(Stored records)
---
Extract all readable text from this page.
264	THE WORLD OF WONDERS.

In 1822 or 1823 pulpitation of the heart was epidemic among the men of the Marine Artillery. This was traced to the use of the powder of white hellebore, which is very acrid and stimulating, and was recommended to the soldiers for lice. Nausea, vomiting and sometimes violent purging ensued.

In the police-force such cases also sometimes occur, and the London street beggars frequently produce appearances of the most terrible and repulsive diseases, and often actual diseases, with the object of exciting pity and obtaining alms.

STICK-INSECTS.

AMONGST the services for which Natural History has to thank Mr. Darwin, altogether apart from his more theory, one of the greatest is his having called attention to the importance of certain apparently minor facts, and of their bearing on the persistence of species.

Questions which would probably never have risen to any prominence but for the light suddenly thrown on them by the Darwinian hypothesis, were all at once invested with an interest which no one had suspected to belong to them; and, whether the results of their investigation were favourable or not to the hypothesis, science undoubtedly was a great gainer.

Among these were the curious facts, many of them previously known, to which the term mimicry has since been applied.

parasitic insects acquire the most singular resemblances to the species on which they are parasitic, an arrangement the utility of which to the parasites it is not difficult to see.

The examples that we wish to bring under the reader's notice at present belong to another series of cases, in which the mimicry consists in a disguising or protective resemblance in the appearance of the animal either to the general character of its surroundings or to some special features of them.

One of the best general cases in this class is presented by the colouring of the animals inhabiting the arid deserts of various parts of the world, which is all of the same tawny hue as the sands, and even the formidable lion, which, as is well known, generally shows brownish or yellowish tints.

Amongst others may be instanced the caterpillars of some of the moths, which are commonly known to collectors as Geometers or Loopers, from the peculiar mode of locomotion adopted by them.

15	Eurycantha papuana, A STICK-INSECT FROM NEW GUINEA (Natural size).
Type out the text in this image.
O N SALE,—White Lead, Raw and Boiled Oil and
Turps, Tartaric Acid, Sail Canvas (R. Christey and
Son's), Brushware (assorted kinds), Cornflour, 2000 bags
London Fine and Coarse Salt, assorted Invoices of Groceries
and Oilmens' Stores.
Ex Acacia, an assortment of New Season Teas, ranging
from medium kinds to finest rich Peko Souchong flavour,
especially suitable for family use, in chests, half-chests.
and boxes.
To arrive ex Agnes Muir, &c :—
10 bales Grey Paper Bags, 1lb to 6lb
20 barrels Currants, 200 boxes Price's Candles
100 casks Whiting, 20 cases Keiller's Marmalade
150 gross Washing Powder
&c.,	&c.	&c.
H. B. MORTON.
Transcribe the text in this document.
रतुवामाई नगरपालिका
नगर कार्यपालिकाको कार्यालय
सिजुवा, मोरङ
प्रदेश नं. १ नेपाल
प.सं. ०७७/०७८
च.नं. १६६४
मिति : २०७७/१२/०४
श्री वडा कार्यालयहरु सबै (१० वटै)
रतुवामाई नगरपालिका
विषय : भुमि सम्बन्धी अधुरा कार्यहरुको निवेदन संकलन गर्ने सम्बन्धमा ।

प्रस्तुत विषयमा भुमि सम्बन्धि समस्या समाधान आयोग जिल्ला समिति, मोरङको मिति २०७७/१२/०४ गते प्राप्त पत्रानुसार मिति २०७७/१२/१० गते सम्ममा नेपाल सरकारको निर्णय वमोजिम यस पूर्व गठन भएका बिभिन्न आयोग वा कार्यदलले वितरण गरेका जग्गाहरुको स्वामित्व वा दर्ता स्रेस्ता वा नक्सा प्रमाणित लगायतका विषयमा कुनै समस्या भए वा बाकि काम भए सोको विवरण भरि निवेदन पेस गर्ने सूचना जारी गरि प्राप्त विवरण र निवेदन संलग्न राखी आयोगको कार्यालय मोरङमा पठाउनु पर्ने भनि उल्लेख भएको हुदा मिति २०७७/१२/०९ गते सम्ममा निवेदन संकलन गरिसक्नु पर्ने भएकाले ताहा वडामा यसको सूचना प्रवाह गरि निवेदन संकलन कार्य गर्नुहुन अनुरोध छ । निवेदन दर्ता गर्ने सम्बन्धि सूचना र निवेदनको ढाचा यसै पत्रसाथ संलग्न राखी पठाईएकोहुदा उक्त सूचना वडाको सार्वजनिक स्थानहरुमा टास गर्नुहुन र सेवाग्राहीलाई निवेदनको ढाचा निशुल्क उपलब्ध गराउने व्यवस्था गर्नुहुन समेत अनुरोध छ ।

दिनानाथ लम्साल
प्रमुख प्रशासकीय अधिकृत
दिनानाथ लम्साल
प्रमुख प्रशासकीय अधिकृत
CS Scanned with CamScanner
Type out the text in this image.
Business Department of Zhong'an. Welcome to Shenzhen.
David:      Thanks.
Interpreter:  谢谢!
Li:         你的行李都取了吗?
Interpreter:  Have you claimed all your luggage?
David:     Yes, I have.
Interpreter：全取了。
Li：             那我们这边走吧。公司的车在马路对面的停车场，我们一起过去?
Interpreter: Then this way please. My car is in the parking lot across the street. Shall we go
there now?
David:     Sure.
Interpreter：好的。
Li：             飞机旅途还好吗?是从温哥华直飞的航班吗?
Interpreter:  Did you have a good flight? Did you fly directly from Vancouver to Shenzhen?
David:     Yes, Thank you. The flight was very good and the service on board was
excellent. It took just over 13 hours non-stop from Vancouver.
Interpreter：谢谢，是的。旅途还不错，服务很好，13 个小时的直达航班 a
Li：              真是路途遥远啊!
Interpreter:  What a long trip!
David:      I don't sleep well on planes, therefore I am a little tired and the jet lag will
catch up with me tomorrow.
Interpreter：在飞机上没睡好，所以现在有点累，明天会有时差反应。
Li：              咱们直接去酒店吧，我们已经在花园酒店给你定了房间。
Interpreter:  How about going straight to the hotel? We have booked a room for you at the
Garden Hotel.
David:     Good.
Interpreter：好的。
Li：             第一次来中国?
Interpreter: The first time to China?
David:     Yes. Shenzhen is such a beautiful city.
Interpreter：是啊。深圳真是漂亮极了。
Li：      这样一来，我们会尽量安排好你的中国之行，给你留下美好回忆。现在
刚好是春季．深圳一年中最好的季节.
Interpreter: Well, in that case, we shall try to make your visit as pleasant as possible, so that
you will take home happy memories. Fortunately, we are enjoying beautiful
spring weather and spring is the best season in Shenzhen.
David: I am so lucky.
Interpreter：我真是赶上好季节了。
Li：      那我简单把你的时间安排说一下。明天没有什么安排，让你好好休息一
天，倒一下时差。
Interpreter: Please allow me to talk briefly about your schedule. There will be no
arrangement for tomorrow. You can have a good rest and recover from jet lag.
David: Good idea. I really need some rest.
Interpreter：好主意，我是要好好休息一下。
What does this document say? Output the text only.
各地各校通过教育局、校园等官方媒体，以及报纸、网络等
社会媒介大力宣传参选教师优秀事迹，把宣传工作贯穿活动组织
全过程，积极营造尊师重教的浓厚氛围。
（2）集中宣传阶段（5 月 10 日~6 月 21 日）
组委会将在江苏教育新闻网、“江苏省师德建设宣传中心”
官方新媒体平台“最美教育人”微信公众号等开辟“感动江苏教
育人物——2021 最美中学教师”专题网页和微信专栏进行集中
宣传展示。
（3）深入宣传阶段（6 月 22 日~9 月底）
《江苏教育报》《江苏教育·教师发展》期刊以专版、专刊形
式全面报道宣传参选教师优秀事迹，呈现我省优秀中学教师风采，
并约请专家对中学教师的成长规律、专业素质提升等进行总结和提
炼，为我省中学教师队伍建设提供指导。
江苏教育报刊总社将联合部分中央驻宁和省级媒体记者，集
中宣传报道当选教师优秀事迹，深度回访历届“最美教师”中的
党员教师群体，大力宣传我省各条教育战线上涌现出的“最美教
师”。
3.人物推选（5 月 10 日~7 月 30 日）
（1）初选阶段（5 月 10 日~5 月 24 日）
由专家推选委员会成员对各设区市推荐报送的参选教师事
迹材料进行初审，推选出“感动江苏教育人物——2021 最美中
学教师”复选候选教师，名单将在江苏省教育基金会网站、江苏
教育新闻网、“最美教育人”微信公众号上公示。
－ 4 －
---
Exercise brief: Work out how many lines of the listing above include the word "Vancouver". Reply with nothing but the count.

Expected answer: 2